** Task statement **
Copy out all the records, word for word.

** Dataset records **
■ ■ ■

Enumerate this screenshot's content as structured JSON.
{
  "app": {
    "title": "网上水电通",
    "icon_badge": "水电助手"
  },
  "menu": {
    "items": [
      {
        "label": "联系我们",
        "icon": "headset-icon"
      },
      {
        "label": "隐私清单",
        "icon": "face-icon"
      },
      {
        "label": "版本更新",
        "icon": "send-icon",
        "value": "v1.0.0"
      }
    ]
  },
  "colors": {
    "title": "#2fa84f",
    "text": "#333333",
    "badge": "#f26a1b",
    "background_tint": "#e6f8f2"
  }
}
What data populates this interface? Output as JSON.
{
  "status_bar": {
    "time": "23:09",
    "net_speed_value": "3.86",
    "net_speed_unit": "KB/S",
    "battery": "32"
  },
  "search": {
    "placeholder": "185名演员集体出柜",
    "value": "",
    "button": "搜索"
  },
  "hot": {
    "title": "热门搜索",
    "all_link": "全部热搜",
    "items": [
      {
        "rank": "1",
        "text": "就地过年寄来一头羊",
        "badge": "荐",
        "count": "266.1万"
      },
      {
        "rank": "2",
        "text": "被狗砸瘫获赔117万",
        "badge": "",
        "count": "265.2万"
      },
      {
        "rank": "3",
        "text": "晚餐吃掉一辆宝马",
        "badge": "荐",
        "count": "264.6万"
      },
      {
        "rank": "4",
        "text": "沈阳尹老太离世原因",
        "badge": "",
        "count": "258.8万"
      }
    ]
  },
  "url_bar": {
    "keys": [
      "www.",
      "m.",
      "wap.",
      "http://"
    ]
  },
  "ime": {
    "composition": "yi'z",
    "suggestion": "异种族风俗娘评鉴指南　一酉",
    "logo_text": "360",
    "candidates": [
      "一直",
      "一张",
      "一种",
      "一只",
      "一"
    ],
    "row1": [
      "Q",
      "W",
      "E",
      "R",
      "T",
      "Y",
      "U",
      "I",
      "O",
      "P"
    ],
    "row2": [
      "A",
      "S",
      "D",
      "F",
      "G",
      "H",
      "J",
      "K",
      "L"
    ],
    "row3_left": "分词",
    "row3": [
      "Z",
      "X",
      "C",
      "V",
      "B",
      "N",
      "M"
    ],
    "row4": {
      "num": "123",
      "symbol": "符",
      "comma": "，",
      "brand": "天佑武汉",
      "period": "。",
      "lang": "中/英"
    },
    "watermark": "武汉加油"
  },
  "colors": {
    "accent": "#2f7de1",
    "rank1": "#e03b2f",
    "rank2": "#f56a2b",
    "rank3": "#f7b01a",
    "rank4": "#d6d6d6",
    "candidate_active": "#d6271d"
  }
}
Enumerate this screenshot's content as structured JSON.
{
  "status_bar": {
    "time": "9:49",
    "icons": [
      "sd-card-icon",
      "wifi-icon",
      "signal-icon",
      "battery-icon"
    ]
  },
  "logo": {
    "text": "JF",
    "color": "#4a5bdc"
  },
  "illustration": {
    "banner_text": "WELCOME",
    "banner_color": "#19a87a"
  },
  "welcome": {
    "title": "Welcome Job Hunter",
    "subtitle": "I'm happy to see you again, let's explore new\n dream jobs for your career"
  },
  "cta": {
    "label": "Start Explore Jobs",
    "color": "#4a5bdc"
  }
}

■ ■ ■

** Output below **
Enumerate this screenshot's content as structured JSON.
{
  "app": {
    "title": "网上水电通",
    "icon_badge": "水电助手"
  },
  "menu": {
    "items": [
      {
        "label": "联系我们",
        "icon": "headset-icon"
      },
      {
        "label": "隐私清单",
        "icon": "face-icon"
      },
      {
        "label": "版本更新",
        "icon": "send-icon",
        "value": "v1.0.0"
      }
    ]
  },
  "colors": {
    "title": "#2fa84f",
    "text": "#333333",
    "badge": "#f26a1b",
    "background_tint": "#e6f8f2"
  }
}
What data populates this interface? Output as JSON.
{
  "status_bar": {
    "time": "23:09",
    "net_speed_value": "3.86",
    "net_speed_unit": "KB/S",
    "battery": "32"
  },
  "search": {
    "placeholder": "185名演员集体出柜",
    "value": "",
    "button": "搜索"
  },
  "hot": {
    "title": "热门搜索",
    "all_link": "全部热搜",
    "items": [
      {
        "rank": "1",
        "text": "就地过年寄来一头羊",
        "badge": "荐",
        "count": "266.1万"
      },
      {
        "rank": "2",
        "text": "被狗砸瘫获赔117万",
        "badge": "",
        "count": "265.2万"
      },
      {
        "rank": "3",
        "text": "晚餐吃掉一辆宝马",
        "badge": "荐",
        "count": "264.6万"
      },
      {
        "rank": "4",
        "text": "沈阳尹老太离世原因",
        "badge": "",
        "count": "258.8万"
      }
    ]
  },
  "url_bar": {
    "keys": [
      "www.",
      "m.",
      "wap.",
      "http://"
    ]
  },
  "ime": {
    "composition": "yi'z",
    "suggestion": "异种族风俗娘评鉴指南　一酉",
    "logo_text": "360",
    "candidates": [
      "一直",
      "一张",
      "一种",
      "一只",
      "一"
    ],
    "row1": [
      "Q",
      "W",
      "E",
      "R",
      "T",
      "Y",
      "U",
      "I",
      "O",
      "P"
    ],
    "row2": [
      "A",
      "S",
      "D",
      "F",
      "G",
      "H",
      "J",
      "K",
      "L"
    ],
    "row3_left": "分词",
    "row3": [
      "Z",
      "X",
      "C",
      "V",
      "B",
      "N",
      "M"
    ],
    "row4": {
      "num": "123",
      "symbol": "符",
      "comma": "，",
      "brand": "天佑武汉",
      "period": "。",
      "lang": "中/英"
    },
    "watermark": "武汉加油"
  },
  "colors": {
    "accent": "#2f7de1",
    "rank1": "#e03b2f",
    "rank2": "#f56a2b",
    "rank3": "#f7b01a",
    "rank4": "#d6d6d6",
    "candidate_active": "#d6271d"
  }
}
Enumerate this screenshot's content as structured JSON.
{
  "status_bar": {
    "time": "9:49",
    "icons": [
      "sd-card-icon",
      "wifi-icon",
      "signal-icon",
      "battery-icon"
    ]
  },
  "logo": {
    "text": "JF",
    "color": "#4a5bdc"
  },
  "illustration": {
    "banner_text": "WELCOME",
    "banner_color": "#19a87a"
  },
  "welcome": {
    "title": "Welcome Job Hunter",
    "subtitle": "I'm happy to see you again, let's explore new\n dream jobs for your career"
  },
  "cta": {
    "label": "Start Explore Jobs",
    "color": "#4a5bdc"
  }
}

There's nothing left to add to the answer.